* _Rows_:
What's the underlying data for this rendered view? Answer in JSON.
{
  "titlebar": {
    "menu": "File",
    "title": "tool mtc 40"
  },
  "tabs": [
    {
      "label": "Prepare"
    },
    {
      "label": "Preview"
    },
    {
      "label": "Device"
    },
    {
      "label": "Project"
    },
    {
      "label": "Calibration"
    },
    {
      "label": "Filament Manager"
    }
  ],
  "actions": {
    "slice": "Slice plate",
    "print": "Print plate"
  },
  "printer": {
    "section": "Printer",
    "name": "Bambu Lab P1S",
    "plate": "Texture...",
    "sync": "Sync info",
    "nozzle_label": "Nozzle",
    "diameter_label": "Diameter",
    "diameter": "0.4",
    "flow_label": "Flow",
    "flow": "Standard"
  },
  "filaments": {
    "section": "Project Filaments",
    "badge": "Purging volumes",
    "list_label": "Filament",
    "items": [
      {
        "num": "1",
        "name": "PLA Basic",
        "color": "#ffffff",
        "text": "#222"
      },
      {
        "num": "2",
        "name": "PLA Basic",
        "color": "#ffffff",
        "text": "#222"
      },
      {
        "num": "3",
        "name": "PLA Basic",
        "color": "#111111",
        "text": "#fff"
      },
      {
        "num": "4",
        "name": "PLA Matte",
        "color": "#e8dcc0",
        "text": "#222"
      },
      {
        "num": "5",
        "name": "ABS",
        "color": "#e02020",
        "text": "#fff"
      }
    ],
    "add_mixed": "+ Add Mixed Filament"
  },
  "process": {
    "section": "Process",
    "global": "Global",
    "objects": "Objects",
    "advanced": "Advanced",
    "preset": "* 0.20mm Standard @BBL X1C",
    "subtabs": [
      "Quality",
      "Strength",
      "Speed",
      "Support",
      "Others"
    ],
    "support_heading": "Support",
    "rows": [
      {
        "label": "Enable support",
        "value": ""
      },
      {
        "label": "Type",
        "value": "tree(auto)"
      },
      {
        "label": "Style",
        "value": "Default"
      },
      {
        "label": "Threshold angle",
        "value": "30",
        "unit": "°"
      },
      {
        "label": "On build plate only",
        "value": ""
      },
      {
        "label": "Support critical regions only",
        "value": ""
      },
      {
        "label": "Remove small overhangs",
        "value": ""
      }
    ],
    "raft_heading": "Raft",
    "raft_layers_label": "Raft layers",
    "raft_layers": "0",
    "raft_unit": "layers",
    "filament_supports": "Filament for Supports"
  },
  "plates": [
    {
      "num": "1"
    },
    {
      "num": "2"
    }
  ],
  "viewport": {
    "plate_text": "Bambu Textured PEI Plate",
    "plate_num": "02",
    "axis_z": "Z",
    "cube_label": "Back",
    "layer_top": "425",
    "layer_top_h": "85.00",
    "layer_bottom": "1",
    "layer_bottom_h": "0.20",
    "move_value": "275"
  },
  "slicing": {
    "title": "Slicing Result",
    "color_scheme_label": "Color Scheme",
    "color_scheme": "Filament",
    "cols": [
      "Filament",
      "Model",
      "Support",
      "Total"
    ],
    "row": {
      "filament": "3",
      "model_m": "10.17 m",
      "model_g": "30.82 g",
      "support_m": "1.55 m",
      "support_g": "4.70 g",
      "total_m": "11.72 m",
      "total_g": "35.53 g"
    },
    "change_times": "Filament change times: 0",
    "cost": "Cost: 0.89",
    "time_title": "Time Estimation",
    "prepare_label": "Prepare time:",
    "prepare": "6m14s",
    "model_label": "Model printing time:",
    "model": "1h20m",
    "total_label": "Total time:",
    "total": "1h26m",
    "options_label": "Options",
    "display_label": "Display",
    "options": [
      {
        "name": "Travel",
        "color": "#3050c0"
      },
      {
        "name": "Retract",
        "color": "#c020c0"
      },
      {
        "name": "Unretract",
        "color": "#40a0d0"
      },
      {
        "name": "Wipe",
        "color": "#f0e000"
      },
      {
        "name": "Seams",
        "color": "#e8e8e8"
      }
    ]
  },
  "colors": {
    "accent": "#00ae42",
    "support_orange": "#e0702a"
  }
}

...

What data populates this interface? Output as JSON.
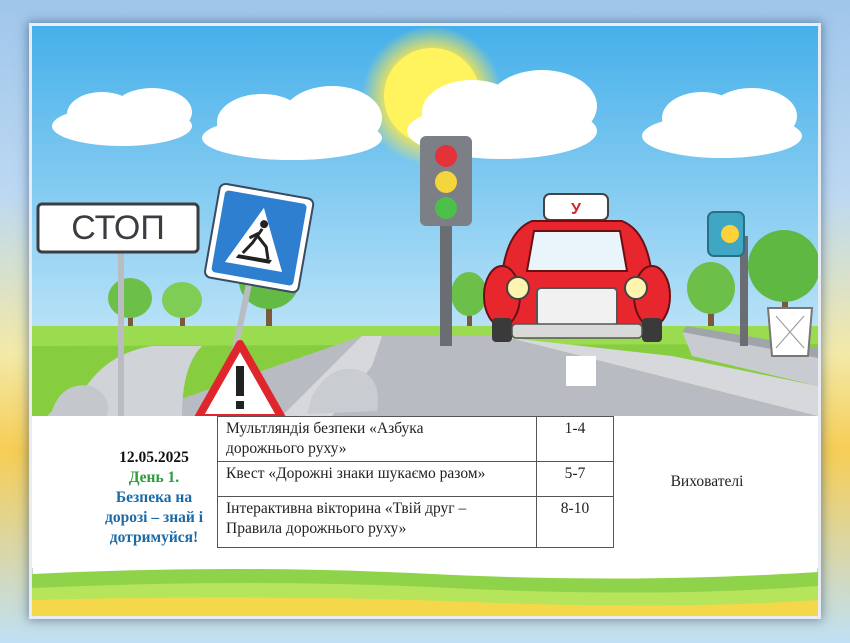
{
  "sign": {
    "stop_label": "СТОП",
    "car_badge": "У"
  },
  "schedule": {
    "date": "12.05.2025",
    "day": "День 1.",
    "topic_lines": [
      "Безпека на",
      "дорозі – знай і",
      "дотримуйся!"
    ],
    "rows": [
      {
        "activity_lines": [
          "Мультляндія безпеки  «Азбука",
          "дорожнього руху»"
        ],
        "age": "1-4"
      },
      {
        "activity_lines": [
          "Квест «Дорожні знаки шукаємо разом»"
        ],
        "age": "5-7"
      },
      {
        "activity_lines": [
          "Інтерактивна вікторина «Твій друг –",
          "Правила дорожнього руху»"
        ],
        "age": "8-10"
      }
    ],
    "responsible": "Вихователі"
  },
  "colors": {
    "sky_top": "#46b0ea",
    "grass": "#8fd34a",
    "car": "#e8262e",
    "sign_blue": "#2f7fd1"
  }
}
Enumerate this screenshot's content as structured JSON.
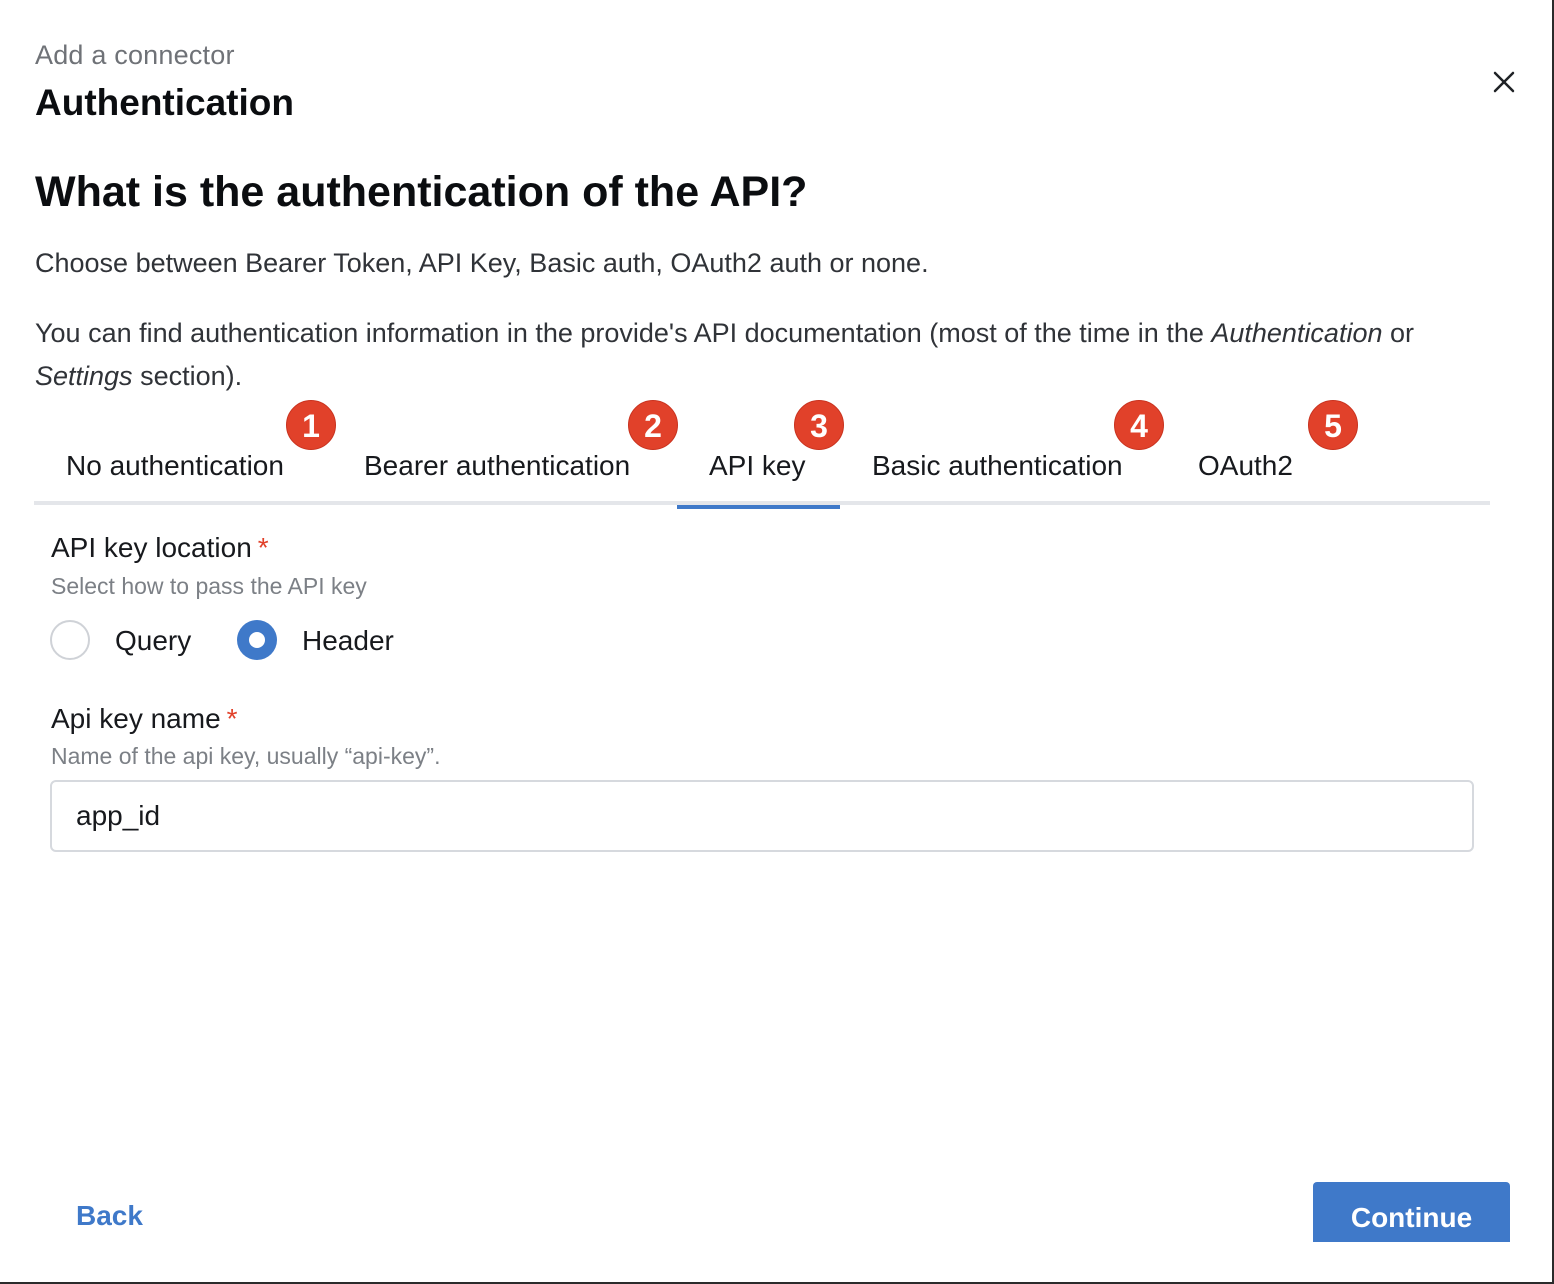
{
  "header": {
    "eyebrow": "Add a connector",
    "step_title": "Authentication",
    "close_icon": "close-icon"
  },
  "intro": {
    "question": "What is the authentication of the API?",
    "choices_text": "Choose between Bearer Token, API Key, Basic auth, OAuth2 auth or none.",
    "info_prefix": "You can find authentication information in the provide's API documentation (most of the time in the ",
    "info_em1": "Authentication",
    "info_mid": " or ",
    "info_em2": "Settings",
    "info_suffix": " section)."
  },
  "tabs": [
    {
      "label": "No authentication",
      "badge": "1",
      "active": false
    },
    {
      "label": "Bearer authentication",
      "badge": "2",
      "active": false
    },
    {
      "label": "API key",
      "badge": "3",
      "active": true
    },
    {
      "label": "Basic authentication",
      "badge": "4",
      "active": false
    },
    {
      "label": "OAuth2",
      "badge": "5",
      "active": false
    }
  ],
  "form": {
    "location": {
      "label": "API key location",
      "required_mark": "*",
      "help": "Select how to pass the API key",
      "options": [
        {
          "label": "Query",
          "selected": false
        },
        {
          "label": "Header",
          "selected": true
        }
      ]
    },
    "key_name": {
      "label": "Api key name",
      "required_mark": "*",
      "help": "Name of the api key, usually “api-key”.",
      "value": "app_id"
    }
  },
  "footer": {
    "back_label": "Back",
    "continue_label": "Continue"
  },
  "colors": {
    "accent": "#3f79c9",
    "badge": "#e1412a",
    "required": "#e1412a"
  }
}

* _Given problem_: Copy out each line of the entries that holds "data".

* _Written response_:
What's the underlying data for this rendered view? Answer in JSON.
What data populates this interface? Output as JSON.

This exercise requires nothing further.